* **WRITTEN REQUEST**
Show every line in the records below that contains the word "source".

* **DATASET RECORDS**
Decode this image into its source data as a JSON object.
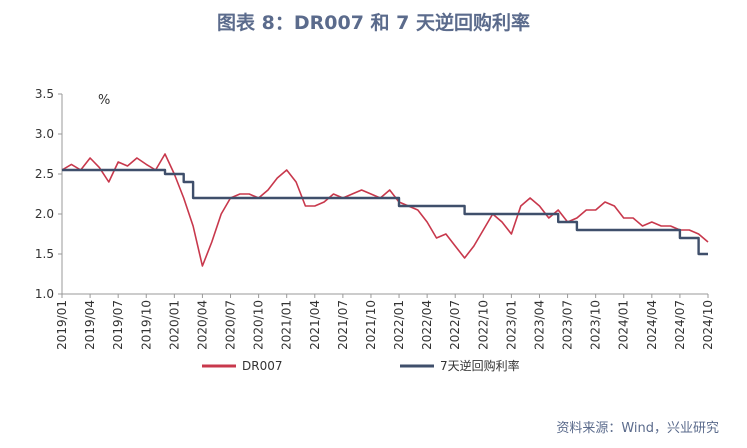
{
  "chart_data": {
    "type": "line",
    "title": "图表 8：DR007 和 7 天逆回购利率",
    "unit_label": "%",
    "source": "资料来源：Wind，兴业研究",
    "ylim": [
      1.0,
      3.5
    ],
    "yticks": [
      "3.5",
      "3.0",
      "2.5",
      "2.0",
      "1.5",
      "1.0"
    ],
    "xlim": [
      "2019/01",
      "2024/10"
    ],
    "xticks": [
      "2019/01",
      "2019/04",
      "2019/07",
      "2019/10",
      "2020/01",
      "2020/04",
      "2020/07",
      "2020/10",
      "2021/01",
      "2021/04",
      "2021/07",
      "2021/10",
      "2022/01",
      "2022/04",
      "2022/07",
      "2022/10",
      "2023/01",
      "2023/04",
      "2023/07",
      "2023/10",
      "2024/01",
      "2024/04",
      "2024/07",
      "2024/10"
    ],
    "colors": {
      "dr007": "#c8384c",
      "repo": "#3f4f6b",
      "text": "#5b6b8c"
    },
    "series": [
      {
        "name": "DR007",
        "x": [
          "2019/01",
          "2019/02",
          "2019/03",
          "2019/04",
          "2019/05",
          "2019/06",
          "2019/07",
          "2019/08",
          "2019/09",
          "2019/10",
          "2019/11",
          "2019/12",
          "2020/01",
          "2020/02",
          "2020/03",
          "2020/04",
          "2020/05",
          "2020/06",
          "2020/07",
          "2020/08",
          "2020/09",
          "2020/10",
          "2020/11",
          "2020/12",
          "2021/01",
          "2021/02",
          "2021/03",
          "2021/04",
          "2021/05",
          "2021/06",
          "2021/07",
          "2021/08",
          "2021/09",
          "2021/10",
          "2021/11",
          "2021/12",
          "2022/01",
          "2022/02",
          "2022/03",
          "2022/04",
          "2022/05",
          "2022/06",
          "2022/07",
          "2022/08",
          "2022/09",
          "2022/10",
          "2022/11",
          "2022/12",
          "2023/01",
          "2023/02",
          "2023/03",
          "2023/04",
          "2023/05",
          "2023/06",
          "2023/07",
          "2023/08",
          "2023/09",
          "2023/10",
          "2023/11",
          "2023/12",
          "2024/01",
          "2024/02",
          "2024/03",
          "2024/04",
          "2024/05",
          "2024/06",
          "2024/07",
          "2024/08",
          "2024/09",
          "2024/10"
        ],
        "values": [
          2.55,
          2.62,
          2.55,
          2.7,
          2.58,
          2.4,
          2.65,
          2.6,
          2.7,
          2.62,
          2.55,
          2.75,
          2.5,
          2.2,
          1.85,
          1.35,
          1.65,
          2.0,
          2.2,
          2.25,
          2.25,
          2.2,
          2.3,
          2.45,
          2.55,
          2.4,
          2.1,
          2.1,
          2.15,
          2.25,
          2.2,
          2.25,
          2.3,
          2.25,
          2.2,
          2.3,
          2.15,
          2.1,
          2.05,
          1.9,
          1.7,
          1.75,
          1.6,
          1.45,
          1.6,
          1.8,
          2.0,
          1.9,
          1.75,
          2.1,
          2.2,
          2.1,
          1.95,
          2.05,
          1.9,
          1.95,
          2.05,
          2.05,
          2.15,
          2.1,
          1.95,
          1.95,
          1.85,
          1.9,
          1.85,
          1.85,
          1.8,
          1.8,
          1.75,
          1.65
        ]
      },
      {
        "name": "7天逆回购利率",
        "x": [
          "2019/01",
          "2019/12",
          "2019/12",
          "2020/02",
          "2020/02",
          "2020/03",
          "2020/03",
          "2022/01",
          "2022/01",
          "2022/08",
          "2022/08",
          "2023/06",
          "2023/06",
          "2023/08",
          "2023/08",
          "2024/07",
          "2024/07",
          "2024/09",
          "2024/09",
          "2024/10"
        ],
        "values": [
          2.55,
          2.55,
          2.5,
          2.5,
          2.4,
          2.4,
          2.2,
          2.2,
          2.1,
          2.1,
          2.0,
          2.0,
          1.9,
          1.9,
          1.8,
          1.8,
          1.7,
          1.7,
          1.5,
          1.5
        ]
      }
    ],
    "legend": {
      "position": "bottom",
      "entries": [
        "DR007",
        "7天逆回购利率"
      ]
    }
  }
}
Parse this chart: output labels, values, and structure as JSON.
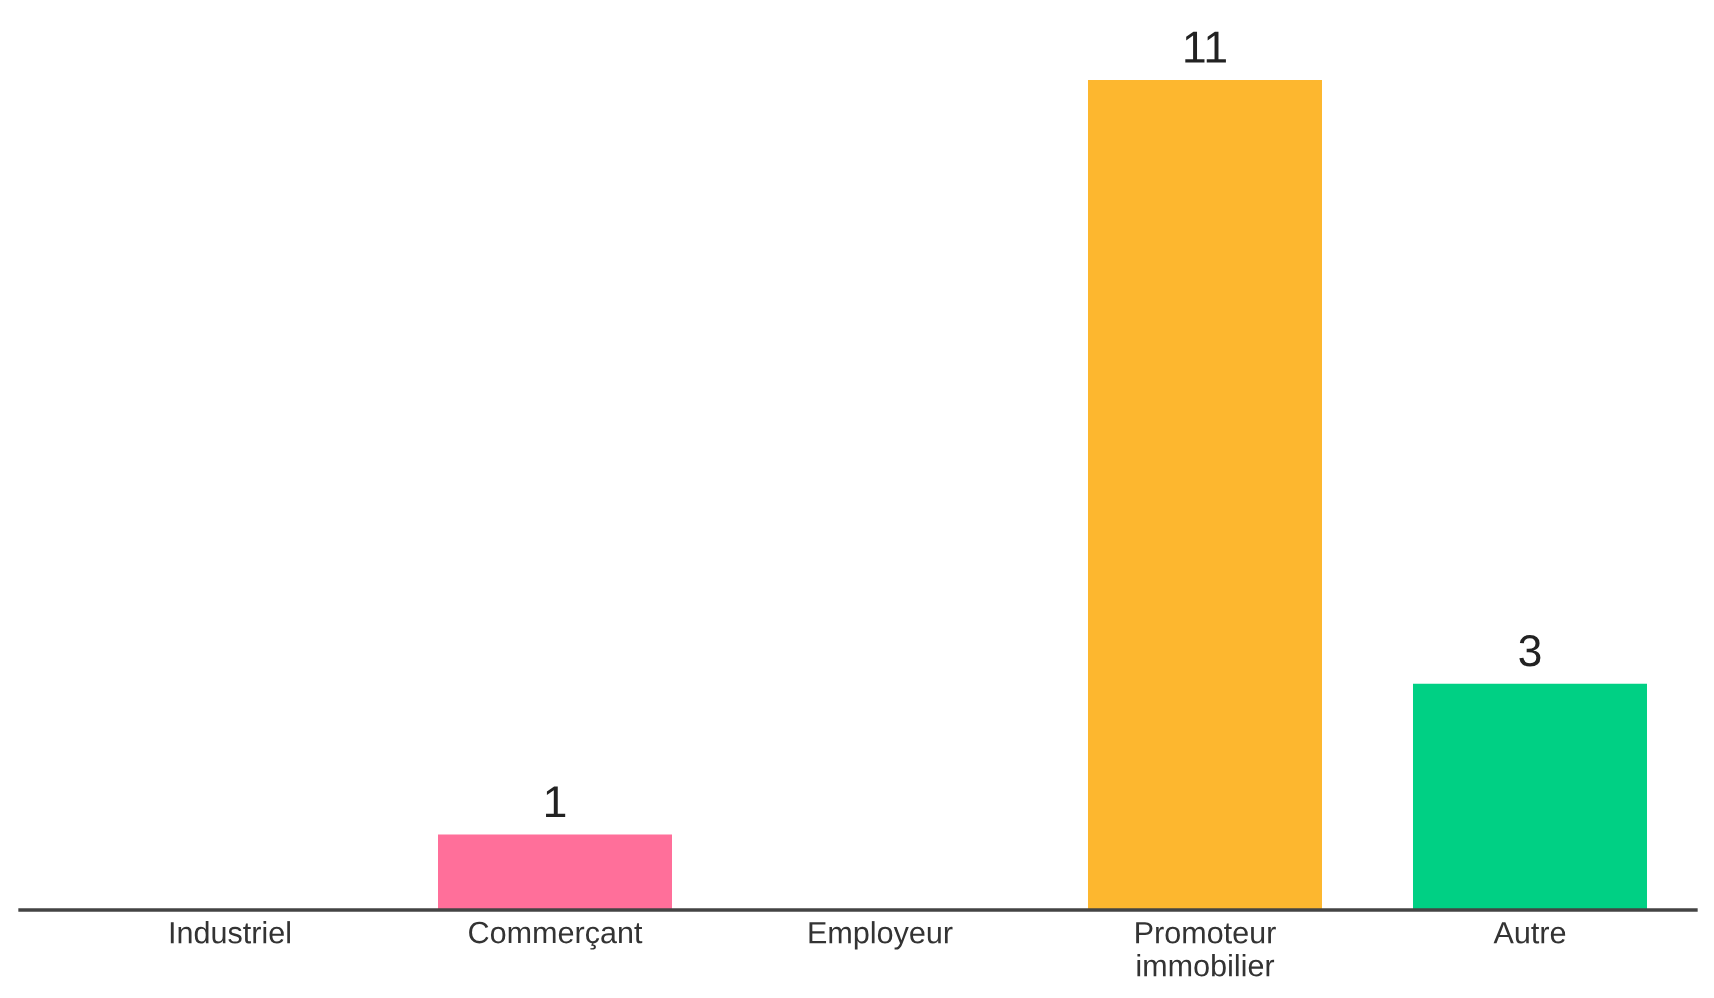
{
  "chart_data": {
    "type": "bar",
    "categories": [
      "Industriel",
      "Commerçant",
      "Employeur",
      "Promoteur\nimmobilier",
      "Autre"
    ],
    "values": [
      0,
      1,
      0,
      11,
      3
    ],
    "value_labels": [
      null,
      "1",
      null,
      "11",
      "3"
    ],
    "colors": [
      null,
      "#ff6f9a",
      null,
      "#fdb72f",
      "#00d084"
    ],
    "grid": false,
    "legend": false
  }
}
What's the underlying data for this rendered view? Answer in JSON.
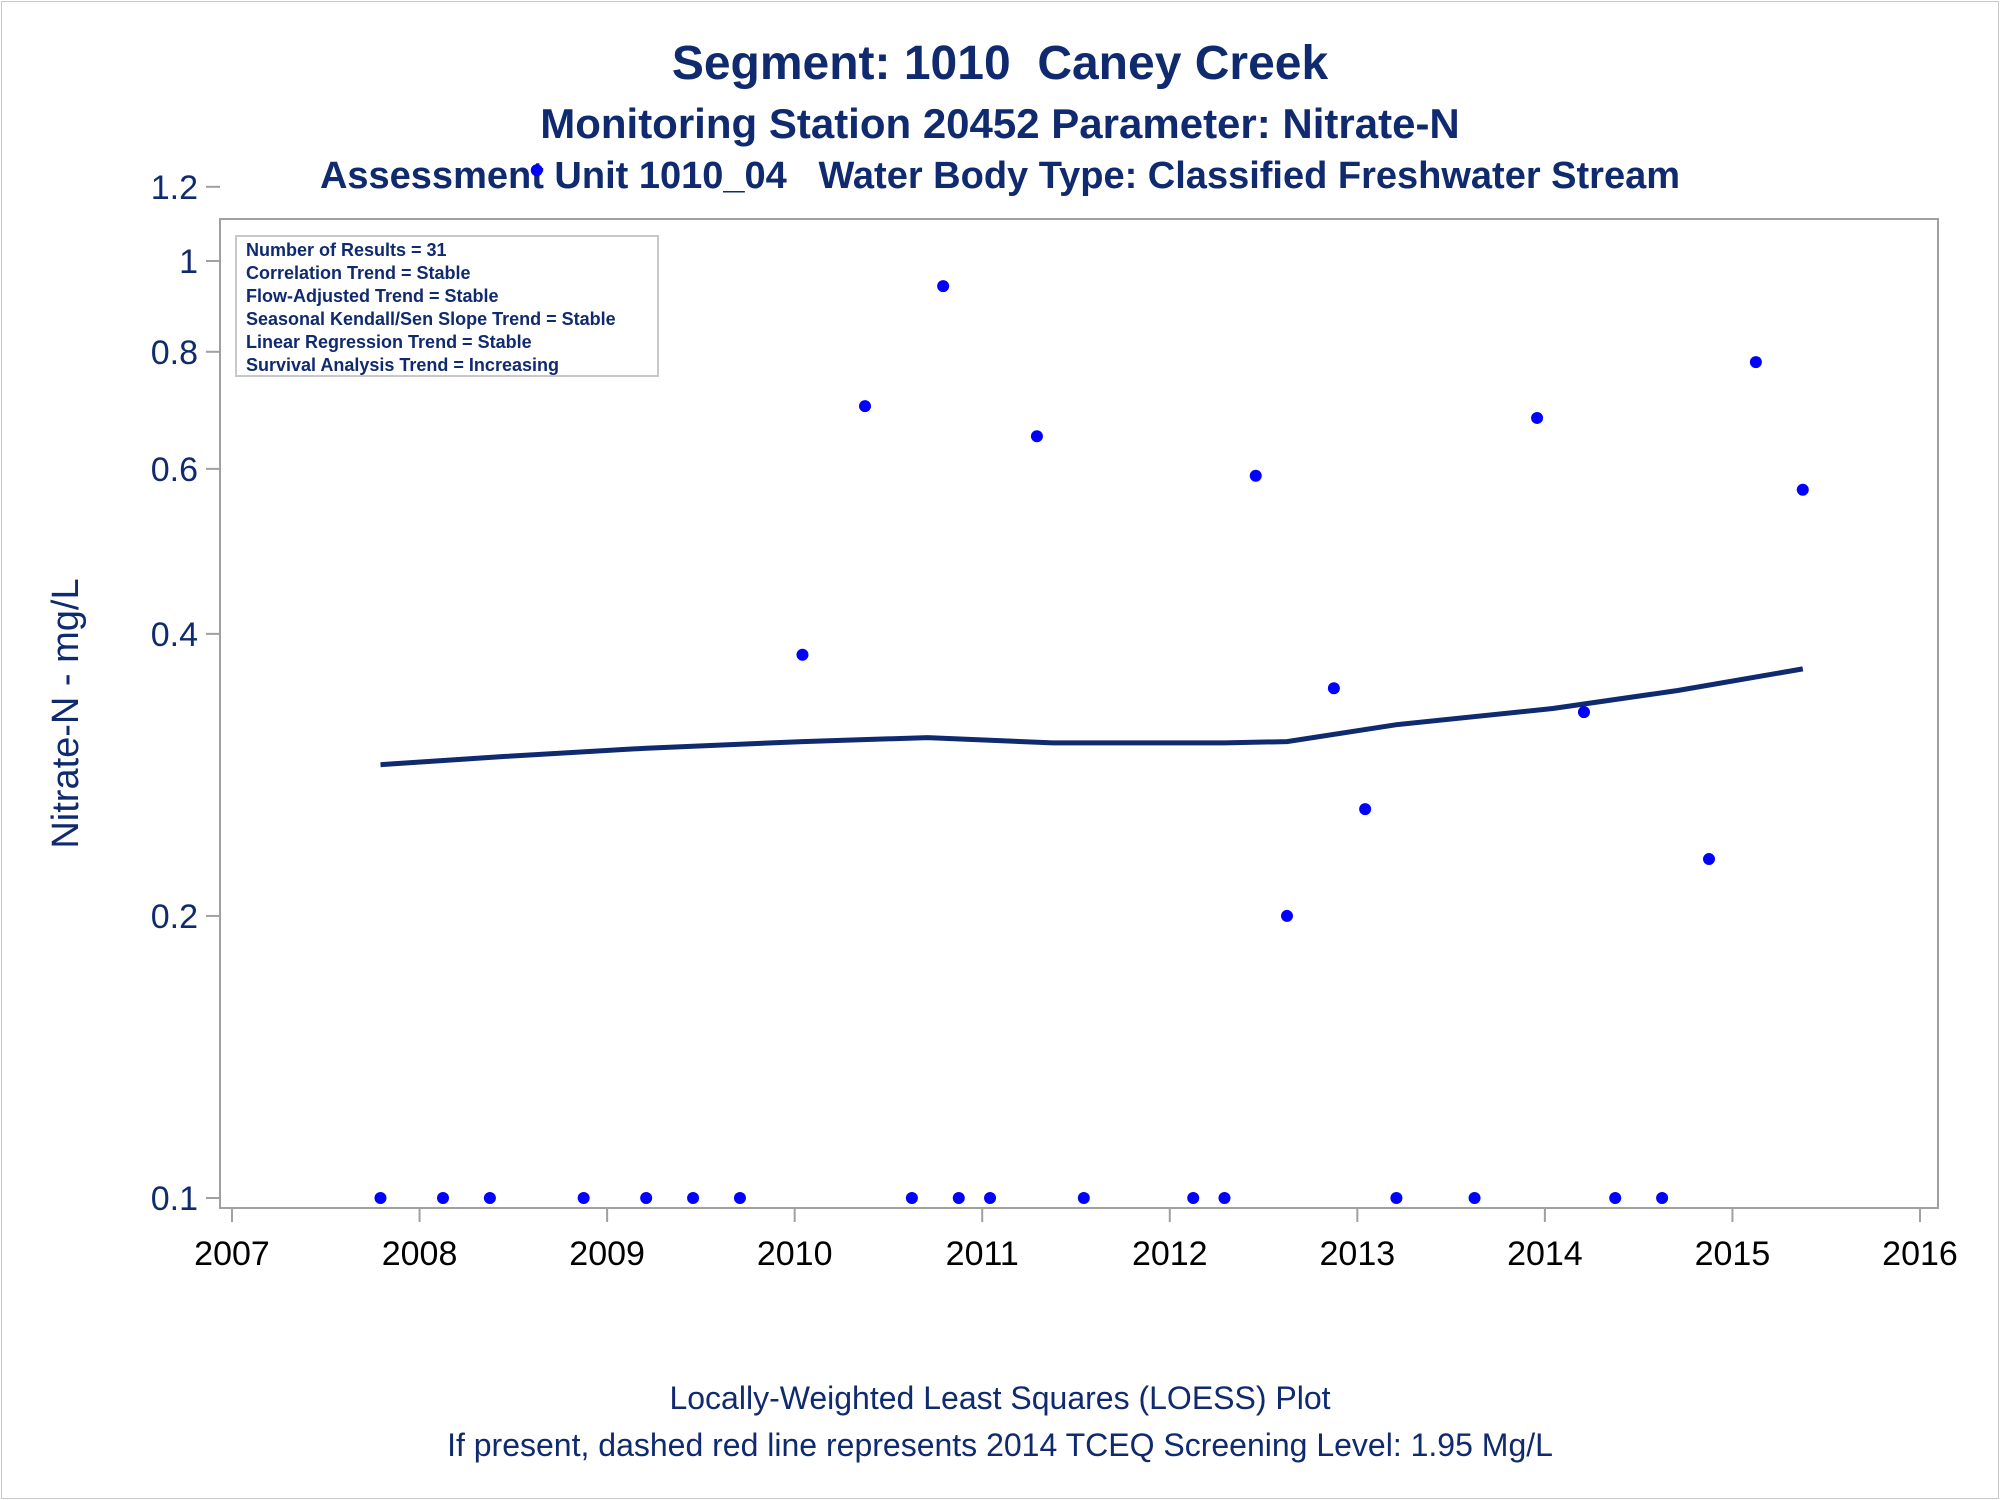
{
  "chart_data": {
    "type": "scatter",
    "title": "Segment: 1010  Caney Creek",
    "subtitle_1": "Monitoring Station 20452 Parameter: Nitrate-N",
    "subtitle_2": "Assessment Unit 1010_04   Water Body Type: Classified Freshwater Stream",
    "ylabel": "Nitrate-N - mg/L",
    "xlabel": "",
    "y_scale": "log",
    "ylim": [
      0.1,
      1.28
    ],
    "xlim": [
      2007,
      2016
    ],
    "x_ticks": [
      "2007",
      "2008",
      "2009",
      "2010",
      "2011",
      "2012",
      "2013",
      "2014",
      "2015",
      "2016"
    ],
    "y_ticks": [
      {
        "value": 0.1,
        "label": "0.1"
      },
      {
        "value": 0.2,
        "label": "0.2"
      },
      {
        "value": 0.4,
        "label": "0.4"
      },
      {
        "value": 0.6,
        "label": "0.6"
      },
      {
        "value": 0.8,
        "label": "0.8"
      },
      {
        "value": 1.0,
        "label": "1"
      },
      {
        "value": 1.2,
        "label": "1.2"
      }
    ],
    "grid": false,
    "legend_placement": "top-left",
    "colors": {
      "points": "#0000ff",
      "loess": "#0f2a6e",
      "text": "#0f2a6e",
      "frame": "#a0a0a0"
    },
    "series": [
      {
        "type": "scatter",
        "points": [
          {
            "x": "2007-10",
            "y": 0.1
          },
          {
            "x": "2008-02",
            "y": 0.1
          },
          {
            "x": "2008-05",
            "y": 0.1
          },
          {
            "x": "2008-08",
            "y": 1.25
          },
          {
            "x": "2008-11",
            "y": 0.1
          },
          {
            "x": "2009-03",
            "y": 0.1
          },
          {
            "x": "2009-06",
            "y": 0.1
          },
          {
            "x": "2009-09",
            "y": 0.1
          },
          {
            "x": "2010-01",
            "y": 0.38
          },
          {
            "x": "2010-05",
            "y": 0.7
          },
          {
            "x": "2010-08",
            "y": 0.1
          },
          {
            "x": "2010-10",
            "y": 0.94
          },
          {
            "x": "2010-11",
            "y": 0.1
          },
          {
            "x": "2011-01",
            "y": 0.1
          },
          {
            "x": "2011-04",
            "y": 0.65
          },
          {
            "x": "2011-07",
            "y": 0.1
          },
          {
            "x": "2012-02",
            "y": 0.1
          },
          {
            "x": "2012-04",
            "y": 0.1
          },
          {
            "x": "2012-06",
            "y": 0.59
          },
          {
            "x": "2012-08",
            "y": 0.2
          },
          {
            "x": "2012-11",
            "y": 0.35
          },
          {
            "x": "2013-01",
            "y": 0.26
          },
          {
            "x": "2013-03",
            "y": 0.1
          },
          {
            "x": "2013-08",
            "y": 0.1
          },
          {
            "x": "2013-12",
            "y": 0.68
          },
          {
            "x": "2014-03",
            "y": 0.33
          },
          {
            "x": "2014-05",
            "y": 0.1
          },
          {
            "x": "2014-08",
            "y": 0.1
          },
          {
            "x": "2014-11",
            "y": 0.23
          },
          {
            "x": "2015-02",
            "y": 0.78
          },
          {
            "x": "2015-05",
            "y": 0.57
          }
        ]
      },
      {
        "type": "line",
        "points": [
          {
            "x": "2007-10",
            "y": 0.29
          },
          {
            "x": "2008-06",
            "y": 0.296
          },
          {
            "x": "2009-03",
            "y": 0.302
          },
          {
            "x": "2010-01",
            "y": 0.307
          },
          {
            "x": "2010-09",
            "y": 0.31
          },
          {
            "x": "2011-05",
            "y": 0.306
          },
          {
            "x": "2012-04",
            "y": 0.306
          },
          {
            "x": "2012-08",
            "y": 0.307
          },
          {
            "x": "2013-03",
            "y": 0.32
          },
          {
            "x": "2014-01",
            "y": 0.333
          },
          {
            "x": "2014-09",
            "y": 0.348
          },
          {
            "x": "2015-05",
            "y": 0.367
          }
        ]
      }
    ],
    "stats_box": [
      "Number of Results = 31",
      "Correlation Trend = Stable",
      "Flow-Adjusted Trend = Stable",
      "Seasonal Kendall/Sen Slope Trend = Stable",
      "Linear Regression Trend = Stable",
      "Survival Analysis Trend = Increasing"
    ],
    "footnotes": [
      "Locally-Weighted Least Squares (LOESS) Plot",
      "If present, dashed red line represents 2014 TCEQ Screening Level: 1.95 Mg/L"
    ]
  }
}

* **THE REPLY**
Decode this image into its source data as a JSON object.
    "source": "资料来源：Wind，兴业研究",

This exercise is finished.